-- start of LISTED RECORDS --
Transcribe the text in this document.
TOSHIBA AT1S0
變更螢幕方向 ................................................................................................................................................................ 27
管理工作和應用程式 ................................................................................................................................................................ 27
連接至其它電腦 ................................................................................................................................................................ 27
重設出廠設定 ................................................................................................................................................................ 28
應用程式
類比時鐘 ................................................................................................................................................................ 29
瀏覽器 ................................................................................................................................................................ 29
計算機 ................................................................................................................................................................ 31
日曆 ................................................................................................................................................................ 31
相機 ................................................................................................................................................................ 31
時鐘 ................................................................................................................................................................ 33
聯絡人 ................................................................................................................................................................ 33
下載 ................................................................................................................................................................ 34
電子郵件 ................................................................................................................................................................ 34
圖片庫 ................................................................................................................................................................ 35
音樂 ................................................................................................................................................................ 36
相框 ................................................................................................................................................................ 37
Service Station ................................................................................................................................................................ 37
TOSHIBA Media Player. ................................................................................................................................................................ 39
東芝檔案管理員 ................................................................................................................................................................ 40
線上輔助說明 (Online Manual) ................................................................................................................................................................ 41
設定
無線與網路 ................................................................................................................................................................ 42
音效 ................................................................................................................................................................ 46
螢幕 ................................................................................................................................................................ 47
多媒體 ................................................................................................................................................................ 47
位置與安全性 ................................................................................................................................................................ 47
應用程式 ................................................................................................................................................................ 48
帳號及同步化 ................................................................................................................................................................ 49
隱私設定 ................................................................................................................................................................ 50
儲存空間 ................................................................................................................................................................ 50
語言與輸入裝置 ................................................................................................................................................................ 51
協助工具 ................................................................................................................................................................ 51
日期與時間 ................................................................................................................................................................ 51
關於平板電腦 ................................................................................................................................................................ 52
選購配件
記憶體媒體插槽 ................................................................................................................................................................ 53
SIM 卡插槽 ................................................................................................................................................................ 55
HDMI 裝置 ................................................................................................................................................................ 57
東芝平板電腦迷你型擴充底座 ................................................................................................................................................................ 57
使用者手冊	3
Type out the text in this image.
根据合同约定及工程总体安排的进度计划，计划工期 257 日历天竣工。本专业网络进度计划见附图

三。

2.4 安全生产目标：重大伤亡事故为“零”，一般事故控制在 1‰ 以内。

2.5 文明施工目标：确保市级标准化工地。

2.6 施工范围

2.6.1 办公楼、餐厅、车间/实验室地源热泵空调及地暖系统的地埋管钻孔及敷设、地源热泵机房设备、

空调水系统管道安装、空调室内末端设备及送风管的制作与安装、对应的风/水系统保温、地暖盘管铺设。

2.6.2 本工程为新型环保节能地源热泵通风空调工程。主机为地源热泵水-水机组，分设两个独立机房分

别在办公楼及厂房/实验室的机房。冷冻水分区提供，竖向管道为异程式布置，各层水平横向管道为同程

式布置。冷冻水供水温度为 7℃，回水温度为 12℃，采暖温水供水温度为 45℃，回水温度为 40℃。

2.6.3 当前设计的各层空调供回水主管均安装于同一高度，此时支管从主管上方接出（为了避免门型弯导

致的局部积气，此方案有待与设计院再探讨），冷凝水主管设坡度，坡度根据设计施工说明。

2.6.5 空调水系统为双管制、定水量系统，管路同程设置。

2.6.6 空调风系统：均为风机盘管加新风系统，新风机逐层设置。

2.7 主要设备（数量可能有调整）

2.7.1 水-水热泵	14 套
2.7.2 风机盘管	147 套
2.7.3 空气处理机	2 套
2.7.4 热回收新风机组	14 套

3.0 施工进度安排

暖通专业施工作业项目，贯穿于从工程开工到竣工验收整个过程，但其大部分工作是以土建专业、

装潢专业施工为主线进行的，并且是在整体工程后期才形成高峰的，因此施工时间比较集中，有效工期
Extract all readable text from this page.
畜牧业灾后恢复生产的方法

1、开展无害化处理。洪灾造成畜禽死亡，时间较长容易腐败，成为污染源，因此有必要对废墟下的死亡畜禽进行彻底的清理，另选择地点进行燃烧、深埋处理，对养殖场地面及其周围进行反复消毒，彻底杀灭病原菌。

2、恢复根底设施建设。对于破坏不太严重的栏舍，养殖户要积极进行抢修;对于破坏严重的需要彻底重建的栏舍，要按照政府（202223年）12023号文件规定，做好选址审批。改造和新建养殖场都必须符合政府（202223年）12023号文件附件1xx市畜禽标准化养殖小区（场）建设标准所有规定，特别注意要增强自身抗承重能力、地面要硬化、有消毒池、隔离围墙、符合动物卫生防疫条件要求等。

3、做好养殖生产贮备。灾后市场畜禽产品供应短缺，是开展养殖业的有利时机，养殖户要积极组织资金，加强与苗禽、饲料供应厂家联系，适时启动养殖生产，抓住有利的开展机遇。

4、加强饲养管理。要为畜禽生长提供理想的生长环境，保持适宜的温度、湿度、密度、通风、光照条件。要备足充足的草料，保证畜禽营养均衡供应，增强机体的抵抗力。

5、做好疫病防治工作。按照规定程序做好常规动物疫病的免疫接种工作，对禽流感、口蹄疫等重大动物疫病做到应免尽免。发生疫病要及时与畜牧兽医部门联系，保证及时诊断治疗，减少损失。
-- end of LISTED RECORDS --
*SHORT EXERCISE*:
Write out, word for word, the line containing "Type out the text in this image." and every line after it to the end of the data above.

*FINISHED ANSWER*:
Type out the text in this image.
根据合同约定及工程总体安排的进度计划，计划工期 257 日历天竣工。本专业网络进度计划见附图

三。

2.4 安全生产目标：重大伤亡事故为“零”，一般事故控制在 1‰ 以内。

2.5 文明施工目标：确保市级标准化工地。

2.6 施工范围

2.6.1 办公楼、餐厅、车间/实验室地源热泵空调及地暖系统的地埋管钻孔及敷设、地源热泵机房设备、

空调水系统管道安装、空调室内末端设备及送风管的制作与安装、对应的风/水系统保温、地暖盘管铺设。

2.6.2 本工程为新型环保节能地源热泵通风空调工程。主机为地源热泵水-水机组，分设两个独立机房分

别在办公楼及厂房/实验室的机房。冷冻水分区提供，竖向管道为异程式布置，各层水平横向管道为同程

式布置。冷冻水供水温度为 7℃，回水温度为 12℃，采暖温水供水温度为 45℃，回水温度为 40℃。

2.6.3 当前设计的各层空调供回水主管均安装于同一高度，此时支管从主管上方接出（为了避免门型弯导

致的局部积气，此方案有待与设计院再探讨），冷凝水主管设坡度，坡度根据设计施工说明。

2.6.5 空调水系统为双管制、定水量系统，管路同程设置。

2.6.6 空调风系统：均为风机盘管加新风系统，新风机逐层设置。

2.7 主要设备（数量可能有调整）

2.7.1 水-水热泵	14 套
2.7.2 风机盘管	147 套
2.7.3 空气处理机	2 套
2.7.4 热回收新风机组	14 套

3.0 施工进度安排

暖通专业施工作业项目，贯穿于从工程开工到竣工验收整个过程，但其大部分工作是以土建专业、

装潢专业施工为主线进行的，并且是在整体工程后期才形成高峰的，因此施工时间比较集中，有效工期
Extract all readable text from this page.
畜牧业灾后恢复生产的方法

1、开展无害化处理。洪灾造成畜禽死亡，时间较长容易腐败，成为污染源，因此有必要对废墟下的死亡畜禽进行彻底的清理，另选择地点进行燃烧、深埋处理，对养殖场地面及其周围进行反复消毒，彻底杀灭病原菌。

2、恢复根底设施建设。对于破坏不太严重的栏舍，养殖户要积极进行抢修;对于破坏严重的需要彻底重建的栏舍，要按照政府（202223年）12023号文件规定，做好选址审批。改造和新建养殖场都必须符合政府（202223年）12023号文件附件1xx市畜禽标准化养殖小区（场）建设标准所有规定，特别注意要增强自身抗承重能力、地面要硬化、有消毒池、隔离围墙、符合动物卫生防疫条件要求等。

3、做好养殖生产贮备。灾后市场畜禽产品供应短缺，是开展养殖业的有利时机，养殖户要积极组织资金，加强与苗禽、饲料供应厂家联系，适时启动养殖生产，抓住有利的开展机遇。

4、加强饲养管理。要为畜禽生长提供理想的生长环境，保持适宜的温度、湿度、密度、通风、光照条件。要备足充足的草料，保证畜禽营养均衡供应，增强机体的抵抗力。

5、做好疫病防治工作。按照规定程序做好常规动物疫病的免疫接种工作，对禽流感、口蹄疫等重大动物疫病做到应免尽免。发生疫病要及时与畜牧兽医部门联系，保证及时诊断治疗，减少损失。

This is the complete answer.